(Saved entries)

-- Start --

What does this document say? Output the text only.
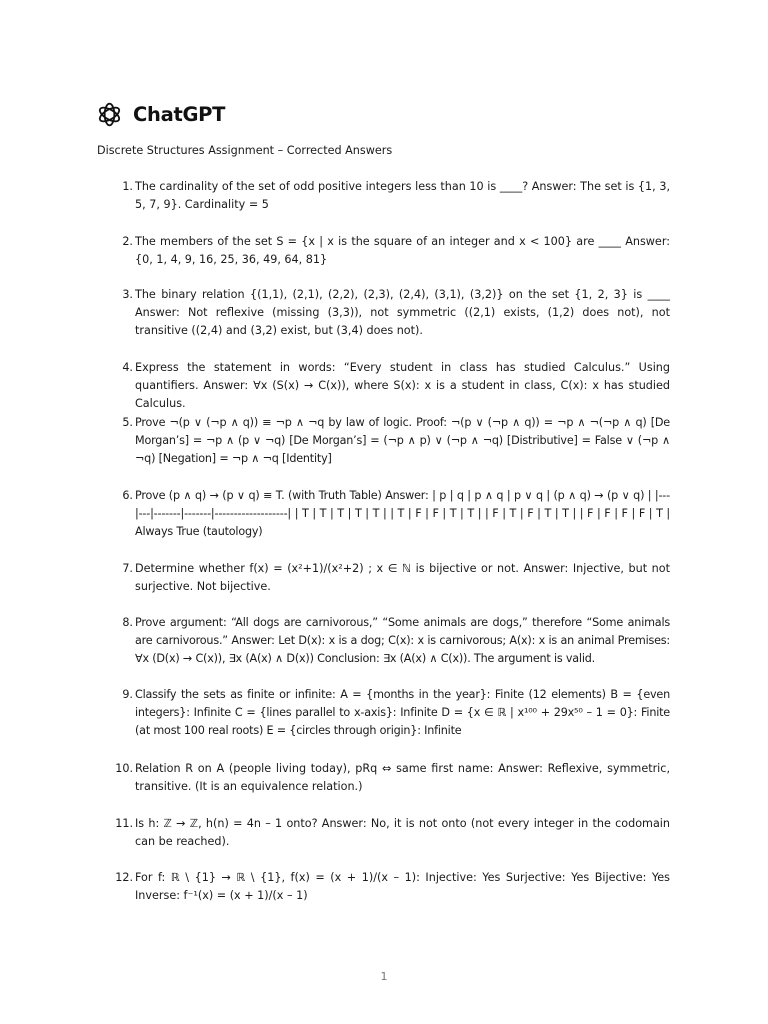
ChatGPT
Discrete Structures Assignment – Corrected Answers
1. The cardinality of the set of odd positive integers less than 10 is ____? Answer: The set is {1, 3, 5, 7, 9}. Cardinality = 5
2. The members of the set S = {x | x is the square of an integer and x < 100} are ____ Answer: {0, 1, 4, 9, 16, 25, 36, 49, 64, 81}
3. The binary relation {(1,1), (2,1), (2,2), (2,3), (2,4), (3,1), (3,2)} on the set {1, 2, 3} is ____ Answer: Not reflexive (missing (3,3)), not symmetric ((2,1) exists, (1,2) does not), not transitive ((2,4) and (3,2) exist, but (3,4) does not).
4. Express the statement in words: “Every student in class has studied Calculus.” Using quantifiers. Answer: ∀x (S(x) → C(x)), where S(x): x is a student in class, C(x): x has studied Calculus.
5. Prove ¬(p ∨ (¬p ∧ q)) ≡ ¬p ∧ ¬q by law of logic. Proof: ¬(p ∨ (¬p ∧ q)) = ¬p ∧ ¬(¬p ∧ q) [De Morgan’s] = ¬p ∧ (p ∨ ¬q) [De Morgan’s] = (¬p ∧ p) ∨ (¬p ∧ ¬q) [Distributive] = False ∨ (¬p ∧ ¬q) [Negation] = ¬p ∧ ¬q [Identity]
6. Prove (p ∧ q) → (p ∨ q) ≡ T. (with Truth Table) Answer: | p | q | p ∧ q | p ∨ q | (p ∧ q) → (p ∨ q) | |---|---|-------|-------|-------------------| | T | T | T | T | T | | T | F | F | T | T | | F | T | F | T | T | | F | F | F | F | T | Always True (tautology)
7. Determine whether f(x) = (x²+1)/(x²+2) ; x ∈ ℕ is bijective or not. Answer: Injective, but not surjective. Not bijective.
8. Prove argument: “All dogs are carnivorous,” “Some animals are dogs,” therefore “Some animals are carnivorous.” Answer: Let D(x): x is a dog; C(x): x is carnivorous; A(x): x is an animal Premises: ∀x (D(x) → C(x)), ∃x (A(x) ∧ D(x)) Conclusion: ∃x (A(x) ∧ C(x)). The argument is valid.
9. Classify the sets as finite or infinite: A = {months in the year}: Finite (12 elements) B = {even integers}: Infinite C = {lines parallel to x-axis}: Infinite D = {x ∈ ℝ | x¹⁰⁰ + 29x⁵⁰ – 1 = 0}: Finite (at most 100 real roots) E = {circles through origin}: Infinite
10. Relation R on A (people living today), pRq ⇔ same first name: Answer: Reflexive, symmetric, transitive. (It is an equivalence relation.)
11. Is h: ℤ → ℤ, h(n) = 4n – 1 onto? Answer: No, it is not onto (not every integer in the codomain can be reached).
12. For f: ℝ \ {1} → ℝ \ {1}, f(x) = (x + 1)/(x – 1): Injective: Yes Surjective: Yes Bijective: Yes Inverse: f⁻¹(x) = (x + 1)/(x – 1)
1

-- End --
-- Start --

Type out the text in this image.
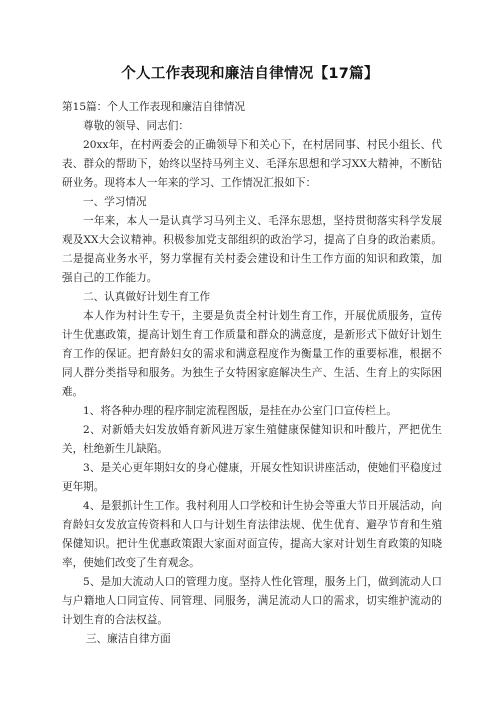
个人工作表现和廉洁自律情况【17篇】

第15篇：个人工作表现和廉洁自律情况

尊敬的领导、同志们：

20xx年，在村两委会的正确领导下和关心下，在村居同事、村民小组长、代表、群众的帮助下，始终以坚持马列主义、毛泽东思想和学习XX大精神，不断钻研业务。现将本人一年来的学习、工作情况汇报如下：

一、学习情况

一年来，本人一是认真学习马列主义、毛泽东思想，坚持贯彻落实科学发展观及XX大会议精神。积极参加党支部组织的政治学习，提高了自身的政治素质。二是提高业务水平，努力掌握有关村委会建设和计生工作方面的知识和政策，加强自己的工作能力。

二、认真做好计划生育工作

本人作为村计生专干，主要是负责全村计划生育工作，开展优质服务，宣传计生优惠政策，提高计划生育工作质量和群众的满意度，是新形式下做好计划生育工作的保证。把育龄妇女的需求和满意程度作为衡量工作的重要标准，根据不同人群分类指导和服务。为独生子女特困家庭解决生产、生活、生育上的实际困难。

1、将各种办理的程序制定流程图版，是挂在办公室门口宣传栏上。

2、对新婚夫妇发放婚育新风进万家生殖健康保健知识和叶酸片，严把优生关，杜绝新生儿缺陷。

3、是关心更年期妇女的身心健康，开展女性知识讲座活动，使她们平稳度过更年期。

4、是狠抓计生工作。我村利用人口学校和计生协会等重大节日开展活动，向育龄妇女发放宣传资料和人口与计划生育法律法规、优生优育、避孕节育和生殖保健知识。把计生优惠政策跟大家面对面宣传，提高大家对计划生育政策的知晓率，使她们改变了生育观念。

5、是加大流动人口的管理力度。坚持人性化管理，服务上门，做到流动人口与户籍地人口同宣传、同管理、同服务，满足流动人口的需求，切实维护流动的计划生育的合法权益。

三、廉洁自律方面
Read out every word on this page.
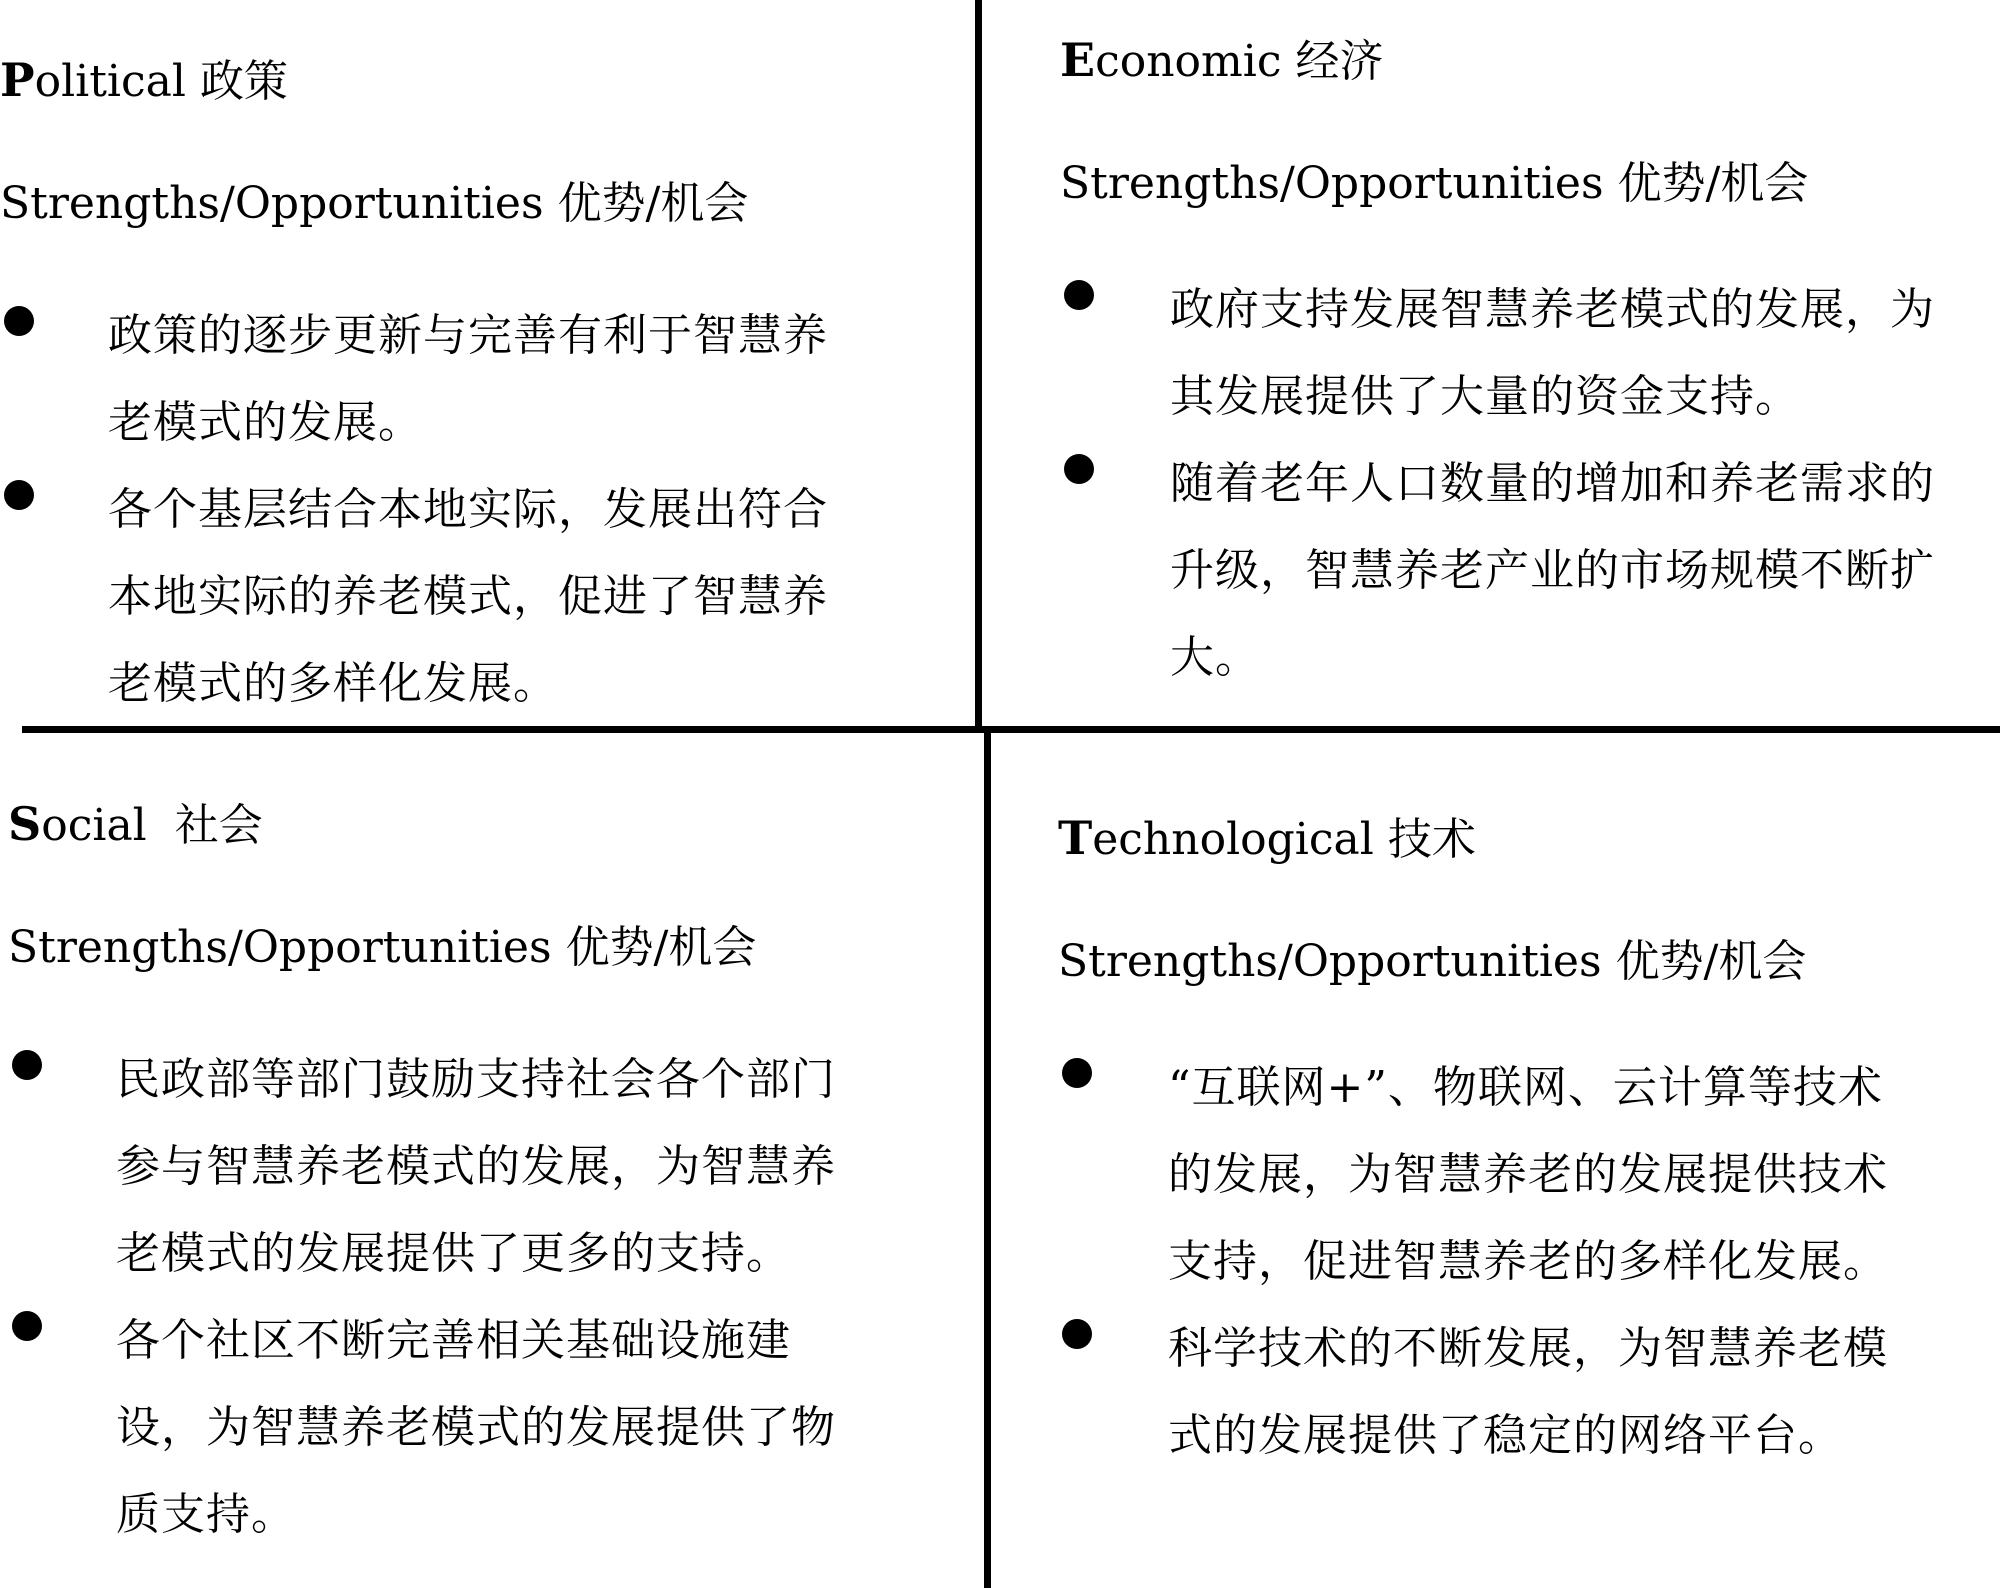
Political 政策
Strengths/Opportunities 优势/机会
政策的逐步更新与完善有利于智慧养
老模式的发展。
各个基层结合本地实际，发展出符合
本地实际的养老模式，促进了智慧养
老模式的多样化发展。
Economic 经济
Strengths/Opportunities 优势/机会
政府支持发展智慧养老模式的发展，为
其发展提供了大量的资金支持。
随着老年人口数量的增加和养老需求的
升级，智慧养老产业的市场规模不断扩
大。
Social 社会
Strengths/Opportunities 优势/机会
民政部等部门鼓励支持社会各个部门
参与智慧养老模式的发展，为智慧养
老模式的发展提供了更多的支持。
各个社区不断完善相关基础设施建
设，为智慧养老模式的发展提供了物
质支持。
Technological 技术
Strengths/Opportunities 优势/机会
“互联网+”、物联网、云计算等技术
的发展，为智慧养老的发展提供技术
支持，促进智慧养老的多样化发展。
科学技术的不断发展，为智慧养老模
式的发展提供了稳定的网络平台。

-- End --

Pull out every line of the records that includes the string "Injective".

(Finished task):
7. Determine whether f(x) = (x²+1)/(x²+2) ; x ∈ ℕ is bijective or not. Answer: Injective, but not surjective. Not bijective.
12. For f: ℝ \ {1} → ℝ \ {1}, f(x) = (x + 1)/(x – 1): Injective: Yes Surjective: Yes Bijective: Yes Inverse: f⁻¹(x) = (x + 1)/(x – 1)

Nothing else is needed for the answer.